## WHAT IS BEING ASKED:
Keep only the lines of the listing that include the word "ABCD", and copy them.
======== INFORMATION PROVIDED
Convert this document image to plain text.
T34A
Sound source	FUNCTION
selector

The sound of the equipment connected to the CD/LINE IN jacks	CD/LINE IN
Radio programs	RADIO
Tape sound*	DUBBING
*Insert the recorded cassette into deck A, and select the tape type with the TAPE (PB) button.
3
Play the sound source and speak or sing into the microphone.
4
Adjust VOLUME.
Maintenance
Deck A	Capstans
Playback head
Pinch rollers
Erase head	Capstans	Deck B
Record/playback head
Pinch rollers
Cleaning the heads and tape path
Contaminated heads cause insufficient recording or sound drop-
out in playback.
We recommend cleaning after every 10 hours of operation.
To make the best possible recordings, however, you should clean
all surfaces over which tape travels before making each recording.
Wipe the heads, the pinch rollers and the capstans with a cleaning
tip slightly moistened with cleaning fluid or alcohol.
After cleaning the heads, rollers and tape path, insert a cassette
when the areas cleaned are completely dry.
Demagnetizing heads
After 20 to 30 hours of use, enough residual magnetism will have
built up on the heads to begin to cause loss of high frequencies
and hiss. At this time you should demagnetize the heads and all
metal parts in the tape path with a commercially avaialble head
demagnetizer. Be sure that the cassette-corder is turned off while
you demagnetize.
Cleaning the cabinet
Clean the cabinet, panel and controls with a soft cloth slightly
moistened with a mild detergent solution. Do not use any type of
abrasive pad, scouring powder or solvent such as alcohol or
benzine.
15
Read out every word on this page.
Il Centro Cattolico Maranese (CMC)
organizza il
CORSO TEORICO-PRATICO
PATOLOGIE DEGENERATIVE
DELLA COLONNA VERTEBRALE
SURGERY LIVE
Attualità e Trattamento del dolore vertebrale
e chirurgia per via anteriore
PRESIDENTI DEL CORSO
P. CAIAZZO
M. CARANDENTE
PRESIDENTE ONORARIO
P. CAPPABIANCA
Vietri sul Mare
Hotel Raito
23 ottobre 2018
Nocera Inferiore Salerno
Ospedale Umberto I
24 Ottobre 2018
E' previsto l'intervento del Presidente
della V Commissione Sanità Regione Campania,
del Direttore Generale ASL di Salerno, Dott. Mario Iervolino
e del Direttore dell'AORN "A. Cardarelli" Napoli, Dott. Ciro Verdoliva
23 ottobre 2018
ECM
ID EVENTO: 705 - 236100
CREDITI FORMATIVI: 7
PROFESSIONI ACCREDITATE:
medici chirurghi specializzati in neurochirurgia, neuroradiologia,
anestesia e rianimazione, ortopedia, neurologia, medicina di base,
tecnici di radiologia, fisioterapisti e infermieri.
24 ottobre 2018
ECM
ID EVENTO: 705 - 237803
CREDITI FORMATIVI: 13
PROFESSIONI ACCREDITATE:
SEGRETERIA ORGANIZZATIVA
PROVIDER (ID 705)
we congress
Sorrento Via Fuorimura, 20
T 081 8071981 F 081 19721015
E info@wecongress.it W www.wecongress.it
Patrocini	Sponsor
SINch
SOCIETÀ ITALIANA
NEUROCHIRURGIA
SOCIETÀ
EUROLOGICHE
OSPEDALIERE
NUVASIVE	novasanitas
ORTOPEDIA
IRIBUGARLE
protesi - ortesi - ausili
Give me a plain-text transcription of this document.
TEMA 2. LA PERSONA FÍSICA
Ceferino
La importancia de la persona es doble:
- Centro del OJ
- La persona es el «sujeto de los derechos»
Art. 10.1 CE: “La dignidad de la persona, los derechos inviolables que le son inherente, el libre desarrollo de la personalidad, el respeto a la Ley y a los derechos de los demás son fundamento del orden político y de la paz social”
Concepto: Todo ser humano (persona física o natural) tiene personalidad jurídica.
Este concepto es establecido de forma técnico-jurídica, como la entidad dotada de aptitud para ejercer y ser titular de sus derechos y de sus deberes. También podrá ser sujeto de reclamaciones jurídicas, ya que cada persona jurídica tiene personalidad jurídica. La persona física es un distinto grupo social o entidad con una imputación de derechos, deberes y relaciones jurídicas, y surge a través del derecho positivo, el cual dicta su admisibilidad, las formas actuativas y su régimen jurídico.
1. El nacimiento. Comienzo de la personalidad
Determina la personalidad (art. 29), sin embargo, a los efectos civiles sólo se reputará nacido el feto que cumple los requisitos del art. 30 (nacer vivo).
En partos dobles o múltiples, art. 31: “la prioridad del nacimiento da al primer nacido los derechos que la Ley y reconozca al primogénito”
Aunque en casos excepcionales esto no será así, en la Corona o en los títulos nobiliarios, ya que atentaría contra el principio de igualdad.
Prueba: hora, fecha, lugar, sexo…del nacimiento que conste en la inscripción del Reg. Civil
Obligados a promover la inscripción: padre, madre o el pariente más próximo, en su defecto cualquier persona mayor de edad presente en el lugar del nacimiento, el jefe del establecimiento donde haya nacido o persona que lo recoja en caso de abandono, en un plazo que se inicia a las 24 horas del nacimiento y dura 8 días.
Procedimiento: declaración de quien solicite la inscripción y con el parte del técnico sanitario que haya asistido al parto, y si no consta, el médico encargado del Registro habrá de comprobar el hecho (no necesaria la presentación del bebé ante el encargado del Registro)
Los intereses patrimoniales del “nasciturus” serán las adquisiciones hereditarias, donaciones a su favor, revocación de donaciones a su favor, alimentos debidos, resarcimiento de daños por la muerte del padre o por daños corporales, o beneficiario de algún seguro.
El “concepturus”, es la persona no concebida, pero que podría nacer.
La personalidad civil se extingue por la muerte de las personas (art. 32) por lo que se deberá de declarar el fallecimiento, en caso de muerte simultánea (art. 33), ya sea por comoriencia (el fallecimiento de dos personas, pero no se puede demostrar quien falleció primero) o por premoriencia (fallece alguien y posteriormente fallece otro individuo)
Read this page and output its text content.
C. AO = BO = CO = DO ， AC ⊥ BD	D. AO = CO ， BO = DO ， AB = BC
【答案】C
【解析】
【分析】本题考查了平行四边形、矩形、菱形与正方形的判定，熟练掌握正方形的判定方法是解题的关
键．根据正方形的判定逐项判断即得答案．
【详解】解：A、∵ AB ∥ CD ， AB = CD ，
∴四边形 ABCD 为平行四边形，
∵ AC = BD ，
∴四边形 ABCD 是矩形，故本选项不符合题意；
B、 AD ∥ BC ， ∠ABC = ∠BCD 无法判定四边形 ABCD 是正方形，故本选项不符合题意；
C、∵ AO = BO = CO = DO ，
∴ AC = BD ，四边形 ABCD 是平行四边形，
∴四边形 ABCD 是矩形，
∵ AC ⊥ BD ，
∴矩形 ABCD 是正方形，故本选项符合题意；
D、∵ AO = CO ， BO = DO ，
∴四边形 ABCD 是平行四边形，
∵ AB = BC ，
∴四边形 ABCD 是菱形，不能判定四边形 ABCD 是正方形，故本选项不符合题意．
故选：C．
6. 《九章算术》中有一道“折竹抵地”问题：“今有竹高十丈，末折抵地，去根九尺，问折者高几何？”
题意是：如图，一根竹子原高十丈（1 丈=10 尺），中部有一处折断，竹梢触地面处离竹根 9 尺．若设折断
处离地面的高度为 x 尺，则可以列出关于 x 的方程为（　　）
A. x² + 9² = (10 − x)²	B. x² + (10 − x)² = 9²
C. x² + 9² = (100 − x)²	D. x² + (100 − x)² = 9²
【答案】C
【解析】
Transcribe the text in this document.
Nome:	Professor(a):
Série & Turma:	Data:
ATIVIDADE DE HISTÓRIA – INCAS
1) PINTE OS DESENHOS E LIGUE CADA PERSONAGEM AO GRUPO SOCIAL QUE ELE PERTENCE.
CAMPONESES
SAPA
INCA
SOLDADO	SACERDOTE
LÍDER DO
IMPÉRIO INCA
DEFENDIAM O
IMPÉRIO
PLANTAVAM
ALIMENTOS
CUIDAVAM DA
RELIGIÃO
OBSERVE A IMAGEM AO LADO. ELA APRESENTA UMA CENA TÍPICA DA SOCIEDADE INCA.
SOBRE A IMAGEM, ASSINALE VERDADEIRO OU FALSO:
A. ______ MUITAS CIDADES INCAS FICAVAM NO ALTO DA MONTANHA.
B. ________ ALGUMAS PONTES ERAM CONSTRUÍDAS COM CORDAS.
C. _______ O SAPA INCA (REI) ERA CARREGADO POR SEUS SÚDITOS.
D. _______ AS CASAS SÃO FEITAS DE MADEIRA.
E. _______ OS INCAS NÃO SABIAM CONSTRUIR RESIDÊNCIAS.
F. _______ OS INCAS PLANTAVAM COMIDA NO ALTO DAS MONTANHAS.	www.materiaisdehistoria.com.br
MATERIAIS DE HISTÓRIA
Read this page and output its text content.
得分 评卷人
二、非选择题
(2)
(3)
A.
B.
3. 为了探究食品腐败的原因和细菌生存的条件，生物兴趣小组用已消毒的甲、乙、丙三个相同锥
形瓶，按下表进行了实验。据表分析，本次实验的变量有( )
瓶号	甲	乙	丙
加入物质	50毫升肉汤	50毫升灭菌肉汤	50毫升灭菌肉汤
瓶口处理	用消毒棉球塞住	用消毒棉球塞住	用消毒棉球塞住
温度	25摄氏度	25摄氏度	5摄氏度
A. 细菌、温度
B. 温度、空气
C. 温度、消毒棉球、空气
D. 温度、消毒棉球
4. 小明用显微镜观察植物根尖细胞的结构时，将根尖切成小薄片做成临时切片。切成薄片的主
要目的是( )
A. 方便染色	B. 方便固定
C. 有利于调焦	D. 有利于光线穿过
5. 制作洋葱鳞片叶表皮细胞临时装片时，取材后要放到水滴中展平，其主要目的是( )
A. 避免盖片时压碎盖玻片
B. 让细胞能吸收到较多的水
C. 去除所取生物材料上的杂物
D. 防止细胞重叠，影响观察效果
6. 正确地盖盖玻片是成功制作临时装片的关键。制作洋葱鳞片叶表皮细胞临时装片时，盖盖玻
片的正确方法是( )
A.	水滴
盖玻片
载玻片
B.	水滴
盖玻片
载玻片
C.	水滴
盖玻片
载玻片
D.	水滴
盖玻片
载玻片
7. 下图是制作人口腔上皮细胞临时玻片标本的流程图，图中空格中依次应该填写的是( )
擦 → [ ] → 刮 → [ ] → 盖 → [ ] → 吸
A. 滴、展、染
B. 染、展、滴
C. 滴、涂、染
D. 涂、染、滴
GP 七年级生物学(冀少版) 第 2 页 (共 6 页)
================
## COMPLETED TASK:
∴四边形 ABCD 为平行四边形，
∴四边形 ABCD 是矩形，故本选项不符合题意；
B、 AD ∥ BC ， ∠ABC = ∠BCD 无法判定四边形 ABCD 是正方形，故本选项不符合题意；
∴ AC = BD ，四边形 ABCD 是平行四边形，
∴四边形 ABCD 是矩形，
∴矩形 ABCD 是正方形，故本选项符合题意；
∴四边形 ABCD 是平行四边形，
∴四边形 ABCD 是菱形，不能判定四边形 ABCD 是正方形，故本选项不符合题意．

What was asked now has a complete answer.